:: EXERCISE TASK ::
Look through the records below, and copy out every line that holds the string "Windgeschwindigkeit".

:: PROVIDED RECORDS ::
Start
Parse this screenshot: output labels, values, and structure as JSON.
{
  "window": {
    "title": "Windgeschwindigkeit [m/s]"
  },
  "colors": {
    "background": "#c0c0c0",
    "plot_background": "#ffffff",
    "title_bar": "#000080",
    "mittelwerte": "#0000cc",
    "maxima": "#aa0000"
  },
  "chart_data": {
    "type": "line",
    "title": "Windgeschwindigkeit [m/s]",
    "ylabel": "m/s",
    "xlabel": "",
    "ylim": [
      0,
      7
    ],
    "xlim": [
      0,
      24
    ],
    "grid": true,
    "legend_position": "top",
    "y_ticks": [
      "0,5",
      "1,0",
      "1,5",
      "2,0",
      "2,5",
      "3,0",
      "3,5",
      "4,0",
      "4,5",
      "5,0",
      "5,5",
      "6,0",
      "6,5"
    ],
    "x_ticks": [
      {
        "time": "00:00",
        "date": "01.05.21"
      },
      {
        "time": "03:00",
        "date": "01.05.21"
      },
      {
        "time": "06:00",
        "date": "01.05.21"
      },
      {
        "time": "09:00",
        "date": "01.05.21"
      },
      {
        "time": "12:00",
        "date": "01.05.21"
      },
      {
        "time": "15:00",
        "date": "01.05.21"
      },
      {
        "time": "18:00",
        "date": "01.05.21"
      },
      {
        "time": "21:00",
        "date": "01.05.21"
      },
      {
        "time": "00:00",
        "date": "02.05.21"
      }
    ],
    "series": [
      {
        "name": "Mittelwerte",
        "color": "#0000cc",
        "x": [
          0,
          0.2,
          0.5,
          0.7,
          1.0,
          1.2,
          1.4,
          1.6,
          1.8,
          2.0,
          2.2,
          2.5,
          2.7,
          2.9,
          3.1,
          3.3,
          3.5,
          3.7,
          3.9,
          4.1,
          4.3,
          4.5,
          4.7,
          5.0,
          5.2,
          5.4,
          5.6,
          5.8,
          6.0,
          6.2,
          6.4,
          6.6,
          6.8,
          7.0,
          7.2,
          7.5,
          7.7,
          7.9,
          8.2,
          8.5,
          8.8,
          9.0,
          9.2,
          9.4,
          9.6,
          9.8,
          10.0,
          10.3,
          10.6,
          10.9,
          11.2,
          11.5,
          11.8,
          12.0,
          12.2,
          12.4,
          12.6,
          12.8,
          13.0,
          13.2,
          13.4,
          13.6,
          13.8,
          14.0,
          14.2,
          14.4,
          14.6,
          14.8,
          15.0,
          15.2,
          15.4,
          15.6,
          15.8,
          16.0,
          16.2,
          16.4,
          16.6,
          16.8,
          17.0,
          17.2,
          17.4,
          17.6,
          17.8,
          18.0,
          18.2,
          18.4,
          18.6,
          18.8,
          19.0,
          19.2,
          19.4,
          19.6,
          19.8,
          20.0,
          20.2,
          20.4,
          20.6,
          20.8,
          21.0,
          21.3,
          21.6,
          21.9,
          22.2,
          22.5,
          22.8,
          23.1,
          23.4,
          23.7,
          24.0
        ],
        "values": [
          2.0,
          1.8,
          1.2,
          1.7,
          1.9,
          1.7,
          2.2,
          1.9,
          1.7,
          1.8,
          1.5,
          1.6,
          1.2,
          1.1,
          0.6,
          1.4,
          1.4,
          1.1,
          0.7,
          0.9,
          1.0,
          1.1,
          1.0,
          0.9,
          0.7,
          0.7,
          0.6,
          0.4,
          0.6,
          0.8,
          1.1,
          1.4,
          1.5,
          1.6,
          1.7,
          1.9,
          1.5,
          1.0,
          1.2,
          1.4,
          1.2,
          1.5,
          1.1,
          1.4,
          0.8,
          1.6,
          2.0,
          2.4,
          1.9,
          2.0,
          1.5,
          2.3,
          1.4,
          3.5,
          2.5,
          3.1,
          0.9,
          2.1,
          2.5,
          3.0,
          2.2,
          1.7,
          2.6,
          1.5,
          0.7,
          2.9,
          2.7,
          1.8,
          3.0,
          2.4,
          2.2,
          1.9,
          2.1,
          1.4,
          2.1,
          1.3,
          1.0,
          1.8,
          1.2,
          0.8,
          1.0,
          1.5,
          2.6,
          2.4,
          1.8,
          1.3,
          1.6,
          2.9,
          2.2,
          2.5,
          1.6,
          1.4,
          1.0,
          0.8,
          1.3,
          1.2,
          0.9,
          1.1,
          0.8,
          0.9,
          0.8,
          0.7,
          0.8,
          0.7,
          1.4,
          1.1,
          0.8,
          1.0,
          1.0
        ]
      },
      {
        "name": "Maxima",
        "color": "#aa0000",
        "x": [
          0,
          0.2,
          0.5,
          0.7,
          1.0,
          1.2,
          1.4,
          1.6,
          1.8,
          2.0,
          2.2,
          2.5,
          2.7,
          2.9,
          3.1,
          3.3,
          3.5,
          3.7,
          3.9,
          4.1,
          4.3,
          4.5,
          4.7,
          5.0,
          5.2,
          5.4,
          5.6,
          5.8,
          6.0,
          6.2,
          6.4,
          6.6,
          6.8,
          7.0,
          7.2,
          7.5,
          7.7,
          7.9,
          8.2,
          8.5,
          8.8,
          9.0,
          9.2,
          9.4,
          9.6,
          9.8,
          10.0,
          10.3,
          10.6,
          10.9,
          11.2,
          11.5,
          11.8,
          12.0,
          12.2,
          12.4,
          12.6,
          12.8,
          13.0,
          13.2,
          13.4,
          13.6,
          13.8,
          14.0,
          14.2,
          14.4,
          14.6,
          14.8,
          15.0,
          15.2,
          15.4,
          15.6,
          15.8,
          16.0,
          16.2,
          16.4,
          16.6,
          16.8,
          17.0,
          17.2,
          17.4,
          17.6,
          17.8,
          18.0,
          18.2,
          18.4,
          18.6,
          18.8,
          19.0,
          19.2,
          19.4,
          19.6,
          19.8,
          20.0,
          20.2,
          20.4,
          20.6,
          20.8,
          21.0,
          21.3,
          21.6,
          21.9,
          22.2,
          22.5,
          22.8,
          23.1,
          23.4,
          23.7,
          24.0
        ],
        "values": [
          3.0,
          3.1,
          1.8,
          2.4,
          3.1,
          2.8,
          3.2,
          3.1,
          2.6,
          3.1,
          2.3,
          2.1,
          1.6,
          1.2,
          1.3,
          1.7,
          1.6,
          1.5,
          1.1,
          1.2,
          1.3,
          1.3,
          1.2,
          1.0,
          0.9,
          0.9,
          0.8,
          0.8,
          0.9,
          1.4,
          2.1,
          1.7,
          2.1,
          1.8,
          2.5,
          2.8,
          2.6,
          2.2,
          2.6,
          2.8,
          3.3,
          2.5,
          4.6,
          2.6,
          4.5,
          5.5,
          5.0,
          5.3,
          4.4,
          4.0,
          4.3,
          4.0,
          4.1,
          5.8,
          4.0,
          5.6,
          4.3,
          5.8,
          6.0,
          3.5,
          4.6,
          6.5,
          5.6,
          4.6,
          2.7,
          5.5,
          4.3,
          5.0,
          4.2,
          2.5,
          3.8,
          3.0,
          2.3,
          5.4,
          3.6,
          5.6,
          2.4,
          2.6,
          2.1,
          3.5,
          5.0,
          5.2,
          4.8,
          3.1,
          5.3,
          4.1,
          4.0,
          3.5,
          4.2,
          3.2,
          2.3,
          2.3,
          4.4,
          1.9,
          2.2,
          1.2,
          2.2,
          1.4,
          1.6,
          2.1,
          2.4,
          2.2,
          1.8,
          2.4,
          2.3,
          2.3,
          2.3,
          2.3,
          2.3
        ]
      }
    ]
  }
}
End
:: FULL SOLUTION ::
    "title": "Windgeschwindigkeit [m/s]"
    "title": "Windgeschwindigkeit [m/s]",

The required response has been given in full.